EXTRACTED DATA:
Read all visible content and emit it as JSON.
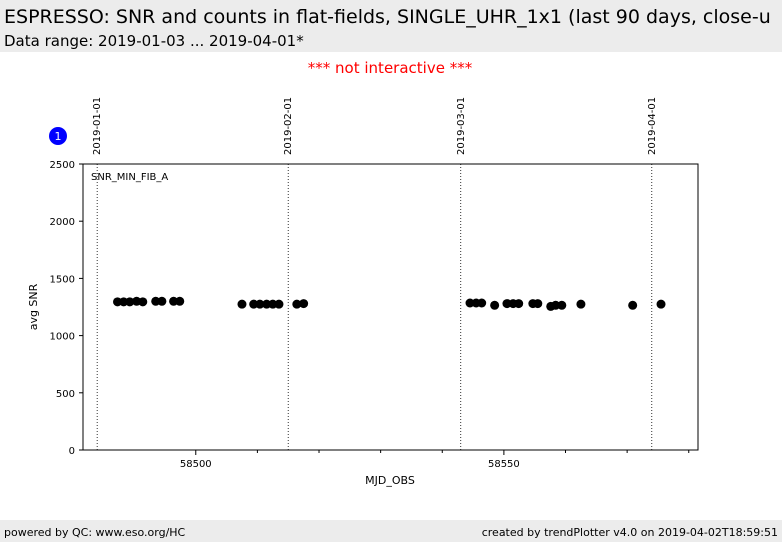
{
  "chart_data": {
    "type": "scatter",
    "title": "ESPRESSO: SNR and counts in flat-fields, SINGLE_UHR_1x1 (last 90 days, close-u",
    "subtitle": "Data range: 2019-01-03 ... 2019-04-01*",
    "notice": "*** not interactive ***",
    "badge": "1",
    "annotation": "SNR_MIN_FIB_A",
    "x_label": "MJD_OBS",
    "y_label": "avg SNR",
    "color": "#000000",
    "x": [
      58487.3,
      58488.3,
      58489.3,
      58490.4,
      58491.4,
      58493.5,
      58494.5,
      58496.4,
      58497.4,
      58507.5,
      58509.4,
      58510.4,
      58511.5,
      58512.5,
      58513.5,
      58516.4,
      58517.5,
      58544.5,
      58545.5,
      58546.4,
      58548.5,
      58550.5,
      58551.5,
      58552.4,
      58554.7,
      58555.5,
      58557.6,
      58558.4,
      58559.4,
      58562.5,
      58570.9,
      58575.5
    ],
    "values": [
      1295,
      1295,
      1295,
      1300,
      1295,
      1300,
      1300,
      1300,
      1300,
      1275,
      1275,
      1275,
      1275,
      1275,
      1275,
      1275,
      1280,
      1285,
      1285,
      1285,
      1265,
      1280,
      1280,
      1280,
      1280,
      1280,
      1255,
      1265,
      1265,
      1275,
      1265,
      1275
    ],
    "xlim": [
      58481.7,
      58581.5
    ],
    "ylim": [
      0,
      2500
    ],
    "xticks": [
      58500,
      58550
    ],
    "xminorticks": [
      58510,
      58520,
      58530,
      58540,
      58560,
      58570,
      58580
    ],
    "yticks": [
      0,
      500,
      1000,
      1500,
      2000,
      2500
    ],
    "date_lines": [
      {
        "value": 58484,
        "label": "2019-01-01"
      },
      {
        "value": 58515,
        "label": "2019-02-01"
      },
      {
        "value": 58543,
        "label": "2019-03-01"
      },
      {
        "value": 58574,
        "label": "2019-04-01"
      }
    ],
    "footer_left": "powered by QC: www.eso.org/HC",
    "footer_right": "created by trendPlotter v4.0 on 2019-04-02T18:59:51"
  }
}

WHAT IS BEING ASKED:
Print every entry above again without changing a word, and omit the pictures.

ANSWER TO THIS TASK:
Read all visible content and emit it as JSON.
{
  "chart_data": {
    "type": "scatter",
    "title": "ESPRESSO: SNR and counts in flat-fields, SINGLE_UHR_1x1 (last 90 days, close-u",
    "subtitle": "Data range: 2019-01-03 ... 2019-04-01*",
    "notice": "*** not interactive ***",
    "badge": "1",
    "annotation": "SNR_MIN_FIB_A",
    "x_label": "MJD_OBS",
    "y_label": "avg SNR",
    "color": "#000000",
    "x": [
      58487.3,
      58488.3,
      58489.3,
      58490.4,
      58491.4,
      58493.5,
      58494.5,
      58496.4,
      58497.4,
      58507.5,
      58509.4,
      58510.4,
      58511.5,
      58512.5,
      58513.5,
      58516.4,
      58517.5,
      58544.5,
      58545.5,
      58546.4,
      58548.5,
      58550.5,
      58551.5,
      58552.4,
      58554.7,
      58555.5,
      58557.6,
      58558.4,
      58559.4,
      58562.5,
      58570.9,
      58575.5
    ],
    "values": [
      1295,
      1295,
      1295,
      1300,
      1295,
      1300,
      1300,
      1300,
      1300,
      1275,
      1275,
      1275,
      1275,
      1275,
      1275,
      1275,
      1280,
      1285,
      1285,
      1285,
      1265,
      1280,
      1280,
      1280,
      1280,
      1280,
      1255,
      1265,
      1265,
      1275,
      1265,
      1275
    ],
    "xlim": [
      58481.7,
      58581.5
    ],
    "ylim": [
      0,
      2500
    ],
    "xticks": [
      58500,
      58550
    ],
    "xminorticks": [
      58510,
      58520,
      58530,
      58540,
      58560,
      58570,
      58580
    ],
    "yticks": [
      0,
      500,
      1000,
      1500,
      2000,
      2500
    ],
    "date_lines": [
      {
        "value": 58484,
        "label": "2019-01-01"
      },
      {
        "value": 58515,
        "label": "2019-02-01"
      },
      {
        "value": 58543,
        "label": "2019-03-01"
      },
      {
        "value": 58574,
        "label": "2019-04-01"
      }
    ],
    "footer_left": "powered by QC: www.eso.org/HC",
    "footer_right": "created by trendPlotter v4.0 on 2019-04-02T18:59:51"
  }
}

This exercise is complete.